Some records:
☆ ☆ ☆ ☆ ☆

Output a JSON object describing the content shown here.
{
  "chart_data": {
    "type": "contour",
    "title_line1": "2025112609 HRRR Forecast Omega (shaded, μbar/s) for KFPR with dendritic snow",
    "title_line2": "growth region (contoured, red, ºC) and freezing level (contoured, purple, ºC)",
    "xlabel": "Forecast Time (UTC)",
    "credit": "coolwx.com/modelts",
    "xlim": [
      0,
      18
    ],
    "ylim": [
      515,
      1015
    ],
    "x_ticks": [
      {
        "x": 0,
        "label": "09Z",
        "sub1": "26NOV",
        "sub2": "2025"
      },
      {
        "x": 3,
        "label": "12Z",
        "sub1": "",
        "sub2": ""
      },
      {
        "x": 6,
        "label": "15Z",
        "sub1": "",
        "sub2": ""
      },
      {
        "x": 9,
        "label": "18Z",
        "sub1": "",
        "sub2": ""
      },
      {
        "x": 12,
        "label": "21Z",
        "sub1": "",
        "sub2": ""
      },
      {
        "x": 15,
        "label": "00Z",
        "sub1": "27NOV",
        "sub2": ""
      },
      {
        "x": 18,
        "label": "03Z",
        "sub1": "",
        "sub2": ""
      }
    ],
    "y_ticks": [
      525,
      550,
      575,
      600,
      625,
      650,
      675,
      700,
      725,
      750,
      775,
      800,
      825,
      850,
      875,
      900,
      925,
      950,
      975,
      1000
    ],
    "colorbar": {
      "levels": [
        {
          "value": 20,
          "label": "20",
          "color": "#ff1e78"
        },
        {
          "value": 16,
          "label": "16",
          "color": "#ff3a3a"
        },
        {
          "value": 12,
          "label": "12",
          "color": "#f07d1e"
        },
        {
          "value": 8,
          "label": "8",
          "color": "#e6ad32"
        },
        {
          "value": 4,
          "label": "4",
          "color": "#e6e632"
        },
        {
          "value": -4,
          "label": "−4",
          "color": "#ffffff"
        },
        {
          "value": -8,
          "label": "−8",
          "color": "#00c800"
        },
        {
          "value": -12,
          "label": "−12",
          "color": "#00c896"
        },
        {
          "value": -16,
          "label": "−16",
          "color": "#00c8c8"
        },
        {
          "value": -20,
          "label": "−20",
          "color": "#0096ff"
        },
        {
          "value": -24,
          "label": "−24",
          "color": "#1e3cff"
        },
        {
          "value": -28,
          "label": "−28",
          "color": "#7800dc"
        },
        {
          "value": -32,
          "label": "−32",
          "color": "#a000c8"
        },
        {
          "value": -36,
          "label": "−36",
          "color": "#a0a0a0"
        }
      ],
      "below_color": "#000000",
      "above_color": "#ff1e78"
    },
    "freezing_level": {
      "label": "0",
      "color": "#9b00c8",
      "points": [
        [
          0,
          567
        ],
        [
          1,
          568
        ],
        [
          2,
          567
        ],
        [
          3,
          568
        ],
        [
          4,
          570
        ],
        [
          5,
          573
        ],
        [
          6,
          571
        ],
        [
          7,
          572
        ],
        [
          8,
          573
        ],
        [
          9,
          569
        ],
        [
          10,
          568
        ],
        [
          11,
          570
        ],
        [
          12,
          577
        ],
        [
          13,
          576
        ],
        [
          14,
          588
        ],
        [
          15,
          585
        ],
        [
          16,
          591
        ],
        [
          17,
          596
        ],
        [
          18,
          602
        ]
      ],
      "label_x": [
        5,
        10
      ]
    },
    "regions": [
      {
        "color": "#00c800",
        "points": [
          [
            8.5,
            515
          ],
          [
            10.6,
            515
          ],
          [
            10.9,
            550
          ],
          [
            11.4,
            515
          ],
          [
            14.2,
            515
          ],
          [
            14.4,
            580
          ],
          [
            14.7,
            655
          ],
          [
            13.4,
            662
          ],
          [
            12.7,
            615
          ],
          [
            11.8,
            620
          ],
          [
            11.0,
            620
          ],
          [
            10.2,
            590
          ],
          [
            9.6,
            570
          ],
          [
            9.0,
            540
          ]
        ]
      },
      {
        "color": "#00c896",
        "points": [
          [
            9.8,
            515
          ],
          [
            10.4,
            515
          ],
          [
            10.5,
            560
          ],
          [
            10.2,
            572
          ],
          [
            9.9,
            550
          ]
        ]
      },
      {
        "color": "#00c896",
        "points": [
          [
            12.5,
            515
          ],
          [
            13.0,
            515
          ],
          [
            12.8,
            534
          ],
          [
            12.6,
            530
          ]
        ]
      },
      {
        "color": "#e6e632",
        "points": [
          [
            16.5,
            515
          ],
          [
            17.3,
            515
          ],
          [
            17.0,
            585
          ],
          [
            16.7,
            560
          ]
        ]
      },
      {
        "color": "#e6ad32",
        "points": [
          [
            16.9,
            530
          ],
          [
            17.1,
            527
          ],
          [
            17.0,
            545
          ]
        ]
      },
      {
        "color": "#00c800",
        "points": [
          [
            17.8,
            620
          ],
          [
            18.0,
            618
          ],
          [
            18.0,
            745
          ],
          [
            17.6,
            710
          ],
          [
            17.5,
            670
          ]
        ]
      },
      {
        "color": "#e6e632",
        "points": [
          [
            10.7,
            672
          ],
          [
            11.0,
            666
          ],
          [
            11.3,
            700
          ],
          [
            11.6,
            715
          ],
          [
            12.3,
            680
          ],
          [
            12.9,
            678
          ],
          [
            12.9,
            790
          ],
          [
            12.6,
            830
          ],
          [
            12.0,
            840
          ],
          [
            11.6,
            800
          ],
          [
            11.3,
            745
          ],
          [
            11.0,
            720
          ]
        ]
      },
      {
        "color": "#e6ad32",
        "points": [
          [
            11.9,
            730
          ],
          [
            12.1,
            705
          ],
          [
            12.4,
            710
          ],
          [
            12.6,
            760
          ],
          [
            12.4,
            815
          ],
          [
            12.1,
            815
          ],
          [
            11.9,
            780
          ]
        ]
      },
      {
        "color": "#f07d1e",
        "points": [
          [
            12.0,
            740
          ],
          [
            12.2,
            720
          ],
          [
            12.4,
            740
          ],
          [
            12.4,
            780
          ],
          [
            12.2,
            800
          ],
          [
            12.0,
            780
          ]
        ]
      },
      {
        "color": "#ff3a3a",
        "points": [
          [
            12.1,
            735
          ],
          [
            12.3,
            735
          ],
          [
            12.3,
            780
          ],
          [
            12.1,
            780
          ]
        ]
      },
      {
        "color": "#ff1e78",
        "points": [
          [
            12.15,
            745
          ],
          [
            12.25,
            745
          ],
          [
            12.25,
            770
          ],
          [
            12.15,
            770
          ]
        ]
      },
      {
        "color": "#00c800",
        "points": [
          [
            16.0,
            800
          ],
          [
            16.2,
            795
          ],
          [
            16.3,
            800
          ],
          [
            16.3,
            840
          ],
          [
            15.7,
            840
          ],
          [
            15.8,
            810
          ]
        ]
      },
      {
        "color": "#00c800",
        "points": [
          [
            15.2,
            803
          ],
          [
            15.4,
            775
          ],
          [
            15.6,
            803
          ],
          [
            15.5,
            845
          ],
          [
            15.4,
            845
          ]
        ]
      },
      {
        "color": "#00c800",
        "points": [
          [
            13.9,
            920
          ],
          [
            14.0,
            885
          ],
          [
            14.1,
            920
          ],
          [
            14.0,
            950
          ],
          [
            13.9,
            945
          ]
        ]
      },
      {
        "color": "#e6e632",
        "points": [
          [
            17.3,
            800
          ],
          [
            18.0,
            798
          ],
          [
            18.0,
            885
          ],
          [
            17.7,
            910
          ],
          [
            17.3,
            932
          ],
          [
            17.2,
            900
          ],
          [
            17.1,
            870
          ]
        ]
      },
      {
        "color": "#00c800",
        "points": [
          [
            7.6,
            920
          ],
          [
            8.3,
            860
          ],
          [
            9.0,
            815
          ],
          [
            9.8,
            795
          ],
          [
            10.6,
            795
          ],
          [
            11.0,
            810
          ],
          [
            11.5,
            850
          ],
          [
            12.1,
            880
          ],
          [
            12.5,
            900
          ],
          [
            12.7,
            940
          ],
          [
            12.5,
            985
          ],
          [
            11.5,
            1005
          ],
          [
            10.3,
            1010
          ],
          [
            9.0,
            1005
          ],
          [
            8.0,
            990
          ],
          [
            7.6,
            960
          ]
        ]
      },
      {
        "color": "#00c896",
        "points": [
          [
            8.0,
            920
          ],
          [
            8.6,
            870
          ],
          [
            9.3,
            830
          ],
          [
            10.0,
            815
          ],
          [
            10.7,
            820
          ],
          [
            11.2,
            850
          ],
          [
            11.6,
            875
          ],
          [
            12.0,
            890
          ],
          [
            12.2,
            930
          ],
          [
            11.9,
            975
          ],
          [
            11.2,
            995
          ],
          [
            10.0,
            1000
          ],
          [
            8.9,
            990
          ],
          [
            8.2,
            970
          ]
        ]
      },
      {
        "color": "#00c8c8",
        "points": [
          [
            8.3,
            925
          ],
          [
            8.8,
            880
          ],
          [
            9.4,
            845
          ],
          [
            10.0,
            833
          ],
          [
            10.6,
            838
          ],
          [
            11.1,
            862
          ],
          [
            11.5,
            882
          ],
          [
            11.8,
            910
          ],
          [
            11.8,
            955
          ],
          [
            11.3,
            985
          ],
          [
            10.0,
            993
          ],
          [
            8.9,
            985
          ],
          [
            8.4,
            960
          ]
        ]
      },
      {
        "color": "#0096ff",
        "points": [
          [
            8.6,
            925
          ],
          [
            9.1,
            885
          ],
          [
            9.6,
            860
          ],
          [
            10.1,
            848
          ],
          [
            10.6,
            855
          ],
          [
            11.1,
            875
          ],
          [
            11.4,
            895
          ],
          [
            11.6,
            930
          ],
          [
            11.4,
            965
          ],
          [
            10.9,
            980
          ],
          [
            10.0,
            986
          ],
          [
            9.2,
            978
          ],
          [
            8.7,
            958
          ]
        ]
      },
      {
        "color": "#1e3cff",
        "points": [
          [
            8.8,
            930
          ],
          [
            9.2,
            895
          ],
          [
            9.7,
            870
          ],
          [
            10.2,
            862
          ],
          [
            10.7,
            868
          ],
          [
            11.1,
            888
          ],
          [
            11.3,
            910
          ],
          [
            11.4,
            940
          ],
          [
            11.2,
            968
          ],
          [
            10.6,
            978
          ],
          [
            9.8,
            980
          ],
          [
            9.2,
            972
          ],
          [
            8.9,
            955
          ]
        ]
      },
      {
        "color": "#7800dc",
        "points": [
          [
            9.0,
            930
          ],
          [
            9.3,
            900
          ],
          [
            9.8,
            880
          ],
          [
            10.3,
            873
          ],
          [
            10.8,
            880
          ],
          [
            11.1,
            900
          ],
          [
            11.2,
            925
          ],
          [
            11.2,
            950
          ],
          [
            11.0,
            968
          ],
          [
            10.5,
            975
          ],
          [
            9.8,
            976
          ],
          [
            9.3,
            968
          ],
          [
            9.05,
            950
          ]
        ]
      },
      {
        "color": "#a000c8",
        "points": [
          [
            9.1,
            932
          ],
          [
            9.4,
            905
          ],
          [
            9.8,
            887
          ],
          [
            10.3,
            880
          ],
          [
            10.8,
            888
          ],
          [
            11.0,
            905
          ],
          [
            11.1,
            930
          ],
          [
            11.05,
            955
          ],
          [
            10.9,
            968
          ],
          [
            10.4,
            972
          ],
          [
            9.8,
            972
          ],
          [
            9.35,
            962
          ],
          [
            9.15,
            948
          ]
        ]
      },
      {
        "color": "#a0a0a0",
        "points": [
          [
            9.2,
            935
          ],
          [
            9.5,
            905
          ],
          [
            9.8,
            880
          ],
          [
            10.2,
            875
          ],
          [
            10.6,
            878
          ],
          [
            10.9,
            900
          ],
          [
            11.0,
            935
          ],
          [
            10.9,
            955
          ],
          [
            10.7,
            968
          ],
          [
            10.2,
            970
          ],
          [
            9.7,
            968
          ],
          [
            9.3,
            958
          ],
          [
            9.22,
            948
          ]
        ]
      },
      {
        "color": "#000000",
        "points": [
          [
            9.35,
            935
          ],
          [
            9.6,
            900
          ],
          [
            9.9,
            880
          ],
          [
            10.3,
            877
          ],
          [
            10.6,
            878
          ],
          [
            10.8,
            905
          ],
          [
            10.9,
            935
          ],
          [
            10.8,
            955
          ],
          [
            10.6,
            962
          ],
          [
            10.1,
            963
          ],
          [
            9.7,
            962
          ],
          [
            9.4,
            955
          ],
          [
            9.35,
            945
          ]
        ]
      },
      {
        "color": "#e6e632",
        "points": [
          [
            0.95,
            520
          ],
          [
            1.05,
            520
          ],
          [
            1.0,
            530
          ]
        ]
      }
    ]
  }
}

☆ ☆ ☆ ☆ ☆

Exercise: Find every line in the records above that contains the word "Forecast", and copy each one.

Finished task:
    "title_line1": "2025112609 HRRR Forecast Omega (shaded, μbar/s) for KFPR with dendritic snow",
    "xlabel": "Forecast Time (UTC)",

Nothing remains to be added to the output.